- Exercise details -
Write the data out again in full, with no departure from the original.

- Data for this exercise -
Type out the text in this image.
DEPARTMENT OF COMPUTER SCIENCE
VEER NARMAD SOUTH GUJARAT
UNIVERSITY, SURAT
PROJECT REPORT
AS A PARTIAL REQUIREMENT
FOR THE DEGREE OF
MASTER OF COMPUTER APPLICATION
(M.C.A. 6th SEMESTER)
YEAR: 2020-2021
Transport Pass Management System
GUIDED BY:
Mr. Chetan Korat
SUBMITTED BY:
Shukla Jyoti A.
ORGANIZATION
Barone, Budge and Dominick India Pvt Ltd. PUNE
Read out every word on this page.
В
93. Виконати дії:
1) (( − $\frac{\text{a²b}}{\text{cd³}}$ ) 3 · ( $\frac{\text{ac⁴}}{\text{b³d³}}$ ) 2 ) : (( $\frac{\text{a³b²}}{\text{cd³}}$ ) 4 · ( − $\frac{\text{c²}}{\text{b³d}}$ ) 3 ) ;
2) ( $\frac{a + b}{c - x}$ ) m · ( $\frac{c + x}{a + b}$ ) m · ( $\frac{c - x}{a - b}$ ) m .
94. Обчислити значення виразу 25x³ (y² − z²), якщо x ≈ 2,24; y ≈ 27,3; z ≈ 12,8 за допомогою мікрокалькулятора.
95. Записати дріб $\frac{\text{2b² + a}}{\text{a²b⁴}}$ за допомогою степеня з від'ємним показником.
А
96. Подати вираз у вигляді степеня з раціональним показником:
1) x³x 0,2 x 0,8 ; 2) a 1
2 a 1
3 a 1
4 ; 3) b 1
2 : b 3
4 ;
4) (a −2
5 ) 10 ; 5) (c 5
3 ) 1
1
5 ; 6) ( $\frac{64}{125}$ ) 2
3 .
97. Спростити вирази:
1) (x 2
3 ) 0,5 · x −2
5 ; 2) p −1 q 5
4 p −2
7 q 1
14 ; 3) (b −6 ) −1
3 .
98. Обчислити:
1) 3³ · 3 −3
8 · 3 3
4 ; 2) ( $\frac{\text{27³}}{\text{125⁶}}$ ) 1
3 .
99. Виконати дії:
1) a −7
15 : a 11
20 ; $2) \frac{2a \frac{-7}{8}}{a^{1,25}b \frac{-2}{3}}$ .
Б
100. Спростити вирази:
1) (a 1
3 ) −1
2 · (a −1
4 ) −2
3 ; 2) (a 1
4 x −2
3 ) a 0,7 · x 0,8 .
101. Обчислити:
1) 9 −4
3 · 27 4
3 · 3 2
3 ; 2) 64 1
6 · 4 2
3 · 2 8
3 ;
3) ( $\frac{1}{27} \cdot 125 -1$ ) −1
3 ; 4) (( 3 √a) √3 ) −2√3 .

- Result of the task -
Type out the text in this image.
DEPARTMENT OF COMPUTER SCIENCE
VEER NARMAD SOUTH GUJARAT
UNIVERSITY, SURAT
PROJECT REPORT
AS A PARTIAL REQUIREMENT
FOR THE DEGREE OF
MASTER OF COMPUTER APPLICATION
(M.C.A. 6th SEMESTER)
YEAR: 2020-2021
Transport Pass Management System
GUIDED BY:
Mr. Chetan Korat
SUBMITTED BY:
Shukla Jyoti A.
ORGANIZATION
Barone, Budge and Dominick India Pvt Ltd. PUNE
Read out every word on this page.
В
93. Виконати дії:
1) (( − $\frac{\text{a²b}}{\text{cd³}}$ ) 3 · ( $\frac{\text{ac⁴}}{\text{b³d³}}$ ) 2 ) : (( $\frac{\text{a³b²}}{\text{cd³}}$ ) 4 · ( − $\frac{\text{c²}}{\text{b³d}}$ ) 3 ) ;
2) ( $\frac{a + b}{c - x}$ ) m · ( $\frac{c + x}{a + b}$ ) m · ( $\frac{c - x}{a - b}$ ) m .
94. Обчислити значення виразу 25x³ (y² − z²), якщо x ≈ 2,24; y ≈ 27,3; z ≈ 12,8 за допомогою мікрокалькулятора.
95. Записати дріб $\frac{\text{2b² + a}}{\text{a²b⁴}}$ за допомогою степеня з від'ємним показником.
А
96. Подати вираз у вигляді степеня з раціональним показником:
1) x³x 0,2 x 0,8 ; 2) a 1
2 a 1
3 a 1
4 ; 3) b 1
2 : b 3
4 ;
4) (a −2
5 ) 10 ; 5) (c 5
3 ) 1
1
5 ; 6) ( $\frac{64}{125}$ ) 2
3 .
97. Спростити вирази:
1) (x 2
3 ) 0,5 · x −2
5 ; 2) p −1 q 5
4 p −2
7 q 1
14 ; 3) (b −6 ) −1
3 .
98. Обчислити:
1) 3³ · 3 −3
8 · 3 3
4 ; 2) ( $\frac{\text{27³}}{\text{125⁶}}$ ) 1
3 .
99. Виконати дії:
1) a −7
15 : a 11
20 ; $2) \frac{2a \frac{-7}{8}}{a^{1,25}b \frac{-2}{3}}$ .
Б
100. Спростити вирази:
1) (a 1
3 ) −1
2 · (a −1
4 ) −2
3 ; 2) (a 1
4 x −2
3 ) a 0,7 · x 0,8 .
101. Обчислити:
1) 9 −4
3 · 27 4
3 · 3 2
3 ; 2) 64 1
6 · 4 2
3 · 2 8
3 ;
3) ( $\frac{1}{27} \cdot 125 -1$ ) −1
3 ; 4) (( 3 √a) √3 ) −2√3 .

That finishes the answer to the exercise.